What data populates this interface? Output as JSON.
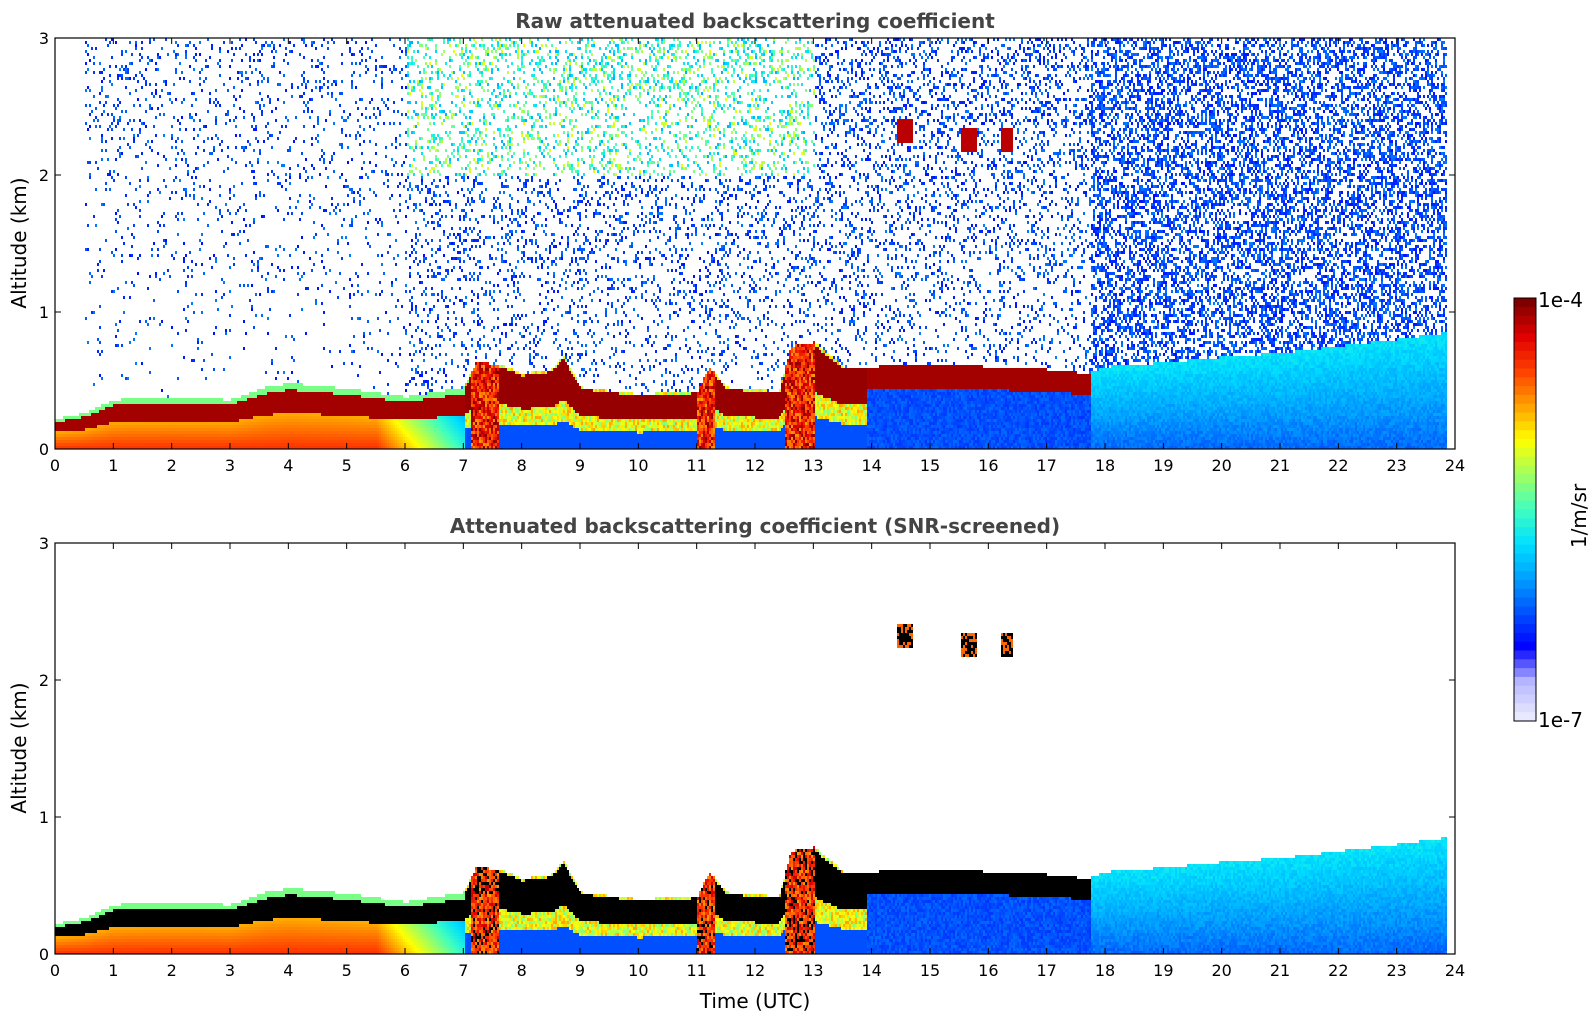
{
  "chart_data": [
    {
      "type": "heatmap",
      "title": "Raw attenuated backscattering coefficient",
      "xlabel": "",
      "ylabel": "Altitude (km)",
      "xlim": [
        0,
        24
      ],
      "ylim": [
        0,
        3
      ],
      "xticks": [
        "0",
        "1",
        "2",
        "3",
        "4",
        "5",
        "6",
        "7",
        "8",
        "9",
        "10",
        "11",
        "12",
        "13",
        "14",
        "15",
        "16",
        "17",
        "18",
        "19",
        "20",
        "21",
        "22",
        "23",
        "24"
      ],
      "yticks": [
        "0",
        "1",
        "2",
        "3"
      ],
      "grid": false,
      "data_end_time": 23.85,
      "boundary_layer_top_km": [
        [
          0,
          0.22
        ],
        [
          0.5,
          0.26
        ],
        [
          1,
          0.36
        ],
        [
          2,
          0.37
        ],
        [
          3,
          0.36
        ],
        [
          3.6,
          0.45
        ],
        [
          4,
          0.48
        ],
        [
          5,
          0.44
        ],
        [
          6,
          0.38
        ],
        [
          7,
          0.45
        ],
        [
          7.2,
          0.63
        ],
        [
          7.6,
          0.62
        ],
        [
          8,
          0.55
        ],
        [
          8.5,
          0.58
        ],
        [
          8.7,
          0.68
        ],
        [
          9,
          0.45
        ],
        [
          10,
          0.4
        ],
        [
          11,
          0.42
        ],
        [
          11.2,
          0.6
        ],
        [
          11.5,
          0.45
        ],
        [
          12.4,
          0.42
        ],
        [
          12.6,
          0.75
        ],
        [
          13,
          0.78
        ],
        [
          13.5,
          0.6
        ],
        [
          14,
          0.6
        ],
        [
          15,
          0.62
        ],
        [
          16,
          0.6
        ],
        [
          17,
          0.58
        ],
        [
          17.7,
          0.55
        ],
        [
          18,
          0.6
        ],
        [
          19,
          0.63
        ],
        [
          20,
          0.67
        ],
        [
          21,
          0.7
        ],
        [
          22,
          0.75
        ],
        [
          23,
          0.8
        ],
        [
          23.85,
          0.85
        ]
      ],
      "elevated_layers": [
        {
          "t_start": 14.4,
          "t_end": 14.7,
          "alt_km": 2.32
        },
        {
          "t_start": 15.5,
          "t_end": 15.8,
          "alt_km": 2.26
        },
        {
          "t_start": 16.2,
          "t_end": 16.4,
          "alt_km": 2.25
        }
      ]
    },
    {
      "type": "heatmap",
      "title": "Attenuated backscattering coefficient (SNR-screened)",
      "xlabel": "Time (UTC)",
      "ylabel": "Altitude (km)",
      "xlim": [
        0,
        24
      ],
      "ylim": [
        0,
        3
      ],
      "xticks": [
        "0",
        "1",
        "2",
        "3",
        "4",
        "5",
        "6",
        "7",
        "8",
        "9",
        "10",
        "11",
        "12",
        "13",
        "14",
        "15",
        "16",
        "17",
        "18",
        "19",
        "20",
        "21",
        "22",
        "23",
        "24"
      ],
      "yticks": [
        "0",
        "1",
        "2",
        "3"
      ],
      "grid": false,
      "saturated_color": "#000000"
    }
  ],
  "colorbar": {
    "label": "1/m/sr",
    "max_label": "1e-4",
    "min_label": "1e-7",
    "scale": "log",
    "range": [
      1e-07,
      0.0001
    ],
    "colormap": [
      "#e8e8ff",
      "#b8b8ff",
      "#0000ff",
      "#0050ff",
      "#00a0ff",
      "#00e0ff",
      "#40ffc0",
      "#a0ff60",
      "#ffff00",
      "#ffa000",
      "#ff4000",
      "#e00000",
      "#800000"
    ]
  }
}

— Challenge —
All of the material above needs to be restated exactly, with no pictures.

— Correct answer —
What data populates this interface? Output as JSON.
{
  "chart_data": [
    {
      "type": "heatmap",
      "title": "Raw attenuated backscattering coefficient",
      "xlabel": "",
      "ylabel": "Altitude (km)",
      "xlim": [
        0,
        24
      ],
      "ylim": [
        0,
        3
      ],
      "xticks": [
        "0",
        "1",
        "2",
        "3",
        "4",
        "5",
        "6",
        "7",
        "8",
        "9",
        "10",
        "11",
        "12",
        "13",
        "14",
        "15",
        "16",
        "17",
        "18",
        "19",
        "20",
        "21",
        "22",
        "23",
        "24"
      ],
      "yticks": [
        "0",
        "1",
        "2",
        "3"
      ],
      "grid": false,
      "data_end_time": 23.85,
      "boundary_layer_top_km": [
        [
          0,
          0.22
        ],
        [
          0.5,
          0.26
        ],
        [
          1,
          0.36
        ],
        [
          2,
          0.37
        ],
        [
          3,
          0.36
        ],
        [
          3.6,
          0.45
        ],
        [
          4,
          0.48
        ],
        [
          5,
          0.44
        ],
        [
          6,
          0.38
        ],
        [
          7,
          0.45
        ],
        [
          7.2,
          0.63
        ],
        [
          7.6,
          0.62
        ],
        [
          8,
          0.55
        ],
        [
          8.5,
          0.58
        ],
        [
          8.7,
          0.68
        ],
        [
          9,
          0.45
        ],
        [
          10,
          0.4
        ],
        [
          11,
          0.42
        ],
        [
          11.2,
          0.6
        ],
        [
          11.5,
          0.45
        ],
        [
          12.4,
          0.42
        ],
        [
          12.6,
          0.75
        ],
        [
          13,
          0.78
        ],
        [
          13.5,
          0.6
        ],
        [
          14,
          0.6
        ],
        [
          15,
          0.62
        ],
        [
          16,
          0.6
        ],
        [
          17,
          0.58
        ],
        [
          17.7,
          0.55
        ],
        [
          18,
          0.6
        ],
        [
          19,
          0.63
        ],
        [
          20,
          0.67
        ],
        [
          21,
          0.7
        ],
        [
          22,
          0.75
        ],
        [
          23,
          0.8
        ],
        [
          23.85,
          0.85
        ]
      ],
      "elevated_layers": [
        {
          "t_start": 14.4,
          "t_end": 14.7,
          "alt_km": 2.32
        },
        {
          "t_start": 15.5,
          "t_end": 15.8,
          "alt_km": 2.26
        },
        {
          "t_start": 16.2,
          "t_end": 16.4,
          "alt_km": 2.25
        }
      ]
    },
    {
      "type": "heatmap",
      "title": "Attenuated backscattering coefficient (SNR-screened)",
      "xlabel": "Time (UTC)",
      "ylabel": "Altitude (km)",
      "xlim": [
        0,
        24
      ],
      "ylim": [
        0,
        3
      ],
      "xticks": [
        "0",
        "1",
        "2",
        "3",
        "4",
        "5",
        "6",
        "7",
        "8",
        "9",
        "10",
        "11",
        "12",
        "13",
        "14",
        "15",
        "16",
        "17",
        "18",
        "19",
        "20",
        "21",
        "22",
        "23",
        "24"
      ],
      "yticks": [
        "0",
        "1",
        "2",
        "3"
      ],
      "grid": false,
      "saturated_color": "#000000"
    }
  ],
  "colorbar": {
    "label": "1/m/sr",
    "max_label": "1e-4",
    "min_label": "1e-7",
    "scale": "log",
    "range": [
      1e-07,
      0.0001
    ],
    "colormap": [
      "#e8e8ff",
      "#b8b8ff",
      "#0000ff",
      "#0050ff",
      "#00a0ff",
      "#00e0ff",
      "#40ffc0",
      "#a0ff60",
      "#ffff00",
      "#ffa000",
      "#ff4000",
      "#e00000",
      "#800000"
    ]
  }
}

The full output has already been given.